Exercise objective >>
Give the records below again, word for word. No pictures belong in the copy.

Records shown >>
━━━━━━━━━━━━━━━━━━━━
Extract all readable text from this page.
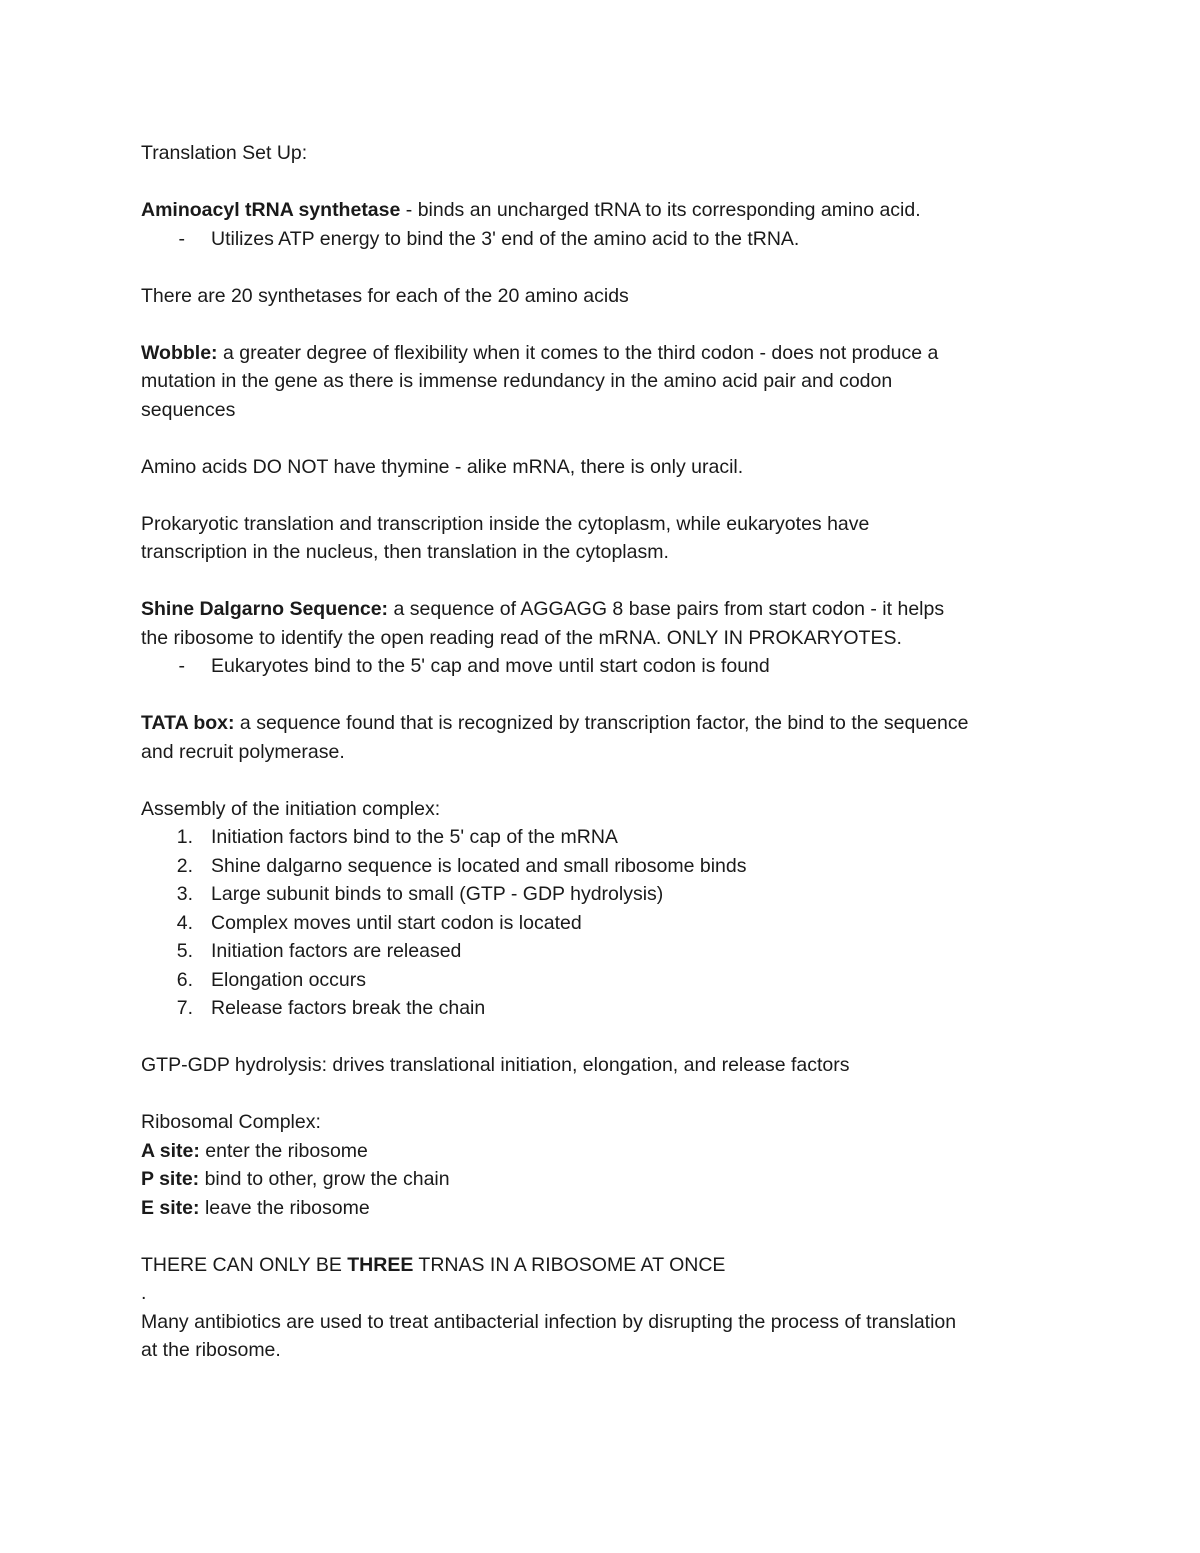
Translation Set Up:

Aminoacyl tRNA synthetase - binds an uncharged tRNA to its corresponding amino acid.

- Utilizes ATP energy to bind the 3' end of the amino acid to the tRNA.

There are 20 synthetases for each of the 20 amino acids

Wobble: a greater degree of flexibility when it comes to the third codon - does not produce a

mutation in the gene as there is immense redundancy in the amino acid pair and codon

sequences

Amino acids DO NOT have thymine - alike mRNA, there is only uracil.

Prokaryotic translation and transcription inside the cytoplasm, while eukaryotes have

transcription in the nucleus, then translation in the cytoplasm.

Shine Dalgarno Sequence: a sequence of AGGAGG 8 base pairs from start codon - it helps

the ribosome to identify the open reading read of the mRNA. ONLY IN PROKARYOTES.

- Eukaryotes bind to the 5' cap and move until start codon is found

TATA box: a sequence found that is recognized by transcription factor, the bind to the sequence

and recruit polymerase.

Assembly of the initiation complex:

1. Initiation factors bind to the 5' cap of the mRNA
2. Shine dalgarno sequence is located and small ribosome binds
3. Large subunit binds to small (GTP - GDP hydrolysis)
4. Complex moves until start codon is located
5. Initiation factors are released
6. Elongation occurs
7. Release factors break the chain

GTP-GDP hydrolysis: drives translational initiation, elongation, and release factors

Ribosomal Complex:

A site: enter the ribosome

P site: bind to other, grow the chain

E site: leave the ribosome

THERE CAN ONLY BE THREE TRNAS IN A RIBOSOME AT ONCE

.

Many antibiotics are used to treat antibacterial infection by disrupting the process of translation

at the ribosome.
━━━━━━━━━━━━━━━━━━━━
Exercise solution >>
Extract all readable text from this page.
Translation Set Up:

Aminoacyl tRNA synthetase - binds an uncharged tRNA to its corresponding amino acid.

- Utilizes ATP energy to bind the 3' end of the amino acid to the tRNA.

There are 20 synthetases for each of the 20 amino acids

Wobble: a greater degree of flexibility when it comes to the third codon - does not produce a

mutation in the gene as there is immense redundancy in the amino acid pair and codon

sequences

Amino acids DO NOT have thymine - alike mRNA, there is only uracil.

Prokaryotic translation and transcription inside the cytoplasm, while eukaryotes have

transcription in the nucleus, then translation in the cytoplasm.

Shine Dalgarno Sequence: a sequence of AGGAGG 8 base pairs from start codon - it helps

the ribosome to identify the open reading read of the mRNA. ONLY IN PROKARYOTES.

- Eukaryotes bind to the 5' cap and move until start codon is found

TATA box: a sequence found that is recognized by transcription factor, the bind to the sequence

and recruit polymerase.

Assembly of the initiation complex:

1. Initiation factors bind to the 5' cap of the mRNA
2. Shine dalgarno sequence is located and small ribosome binds
3. Large subunit binds to small (GTP - GDP hydrolysis)
4. Complex moves until start codon is located
5. Initiation factors are released
6. Elongation occurs
7. Release factors break the chain

GTP-GDP hydrolysis: drives translational initiation, elongation, and release factors

Ribosomal Complex:

A site: enter the ribosome

P site: bind to other, grow the chain

E site: leave the ribosome

THERE CAN ONLY BE THREE TRNAS IN A RIBOSOME AT ONCE

.

Many antibiotics are used to treat antibacterial infection by disrupting the process of translation

at the ribosome.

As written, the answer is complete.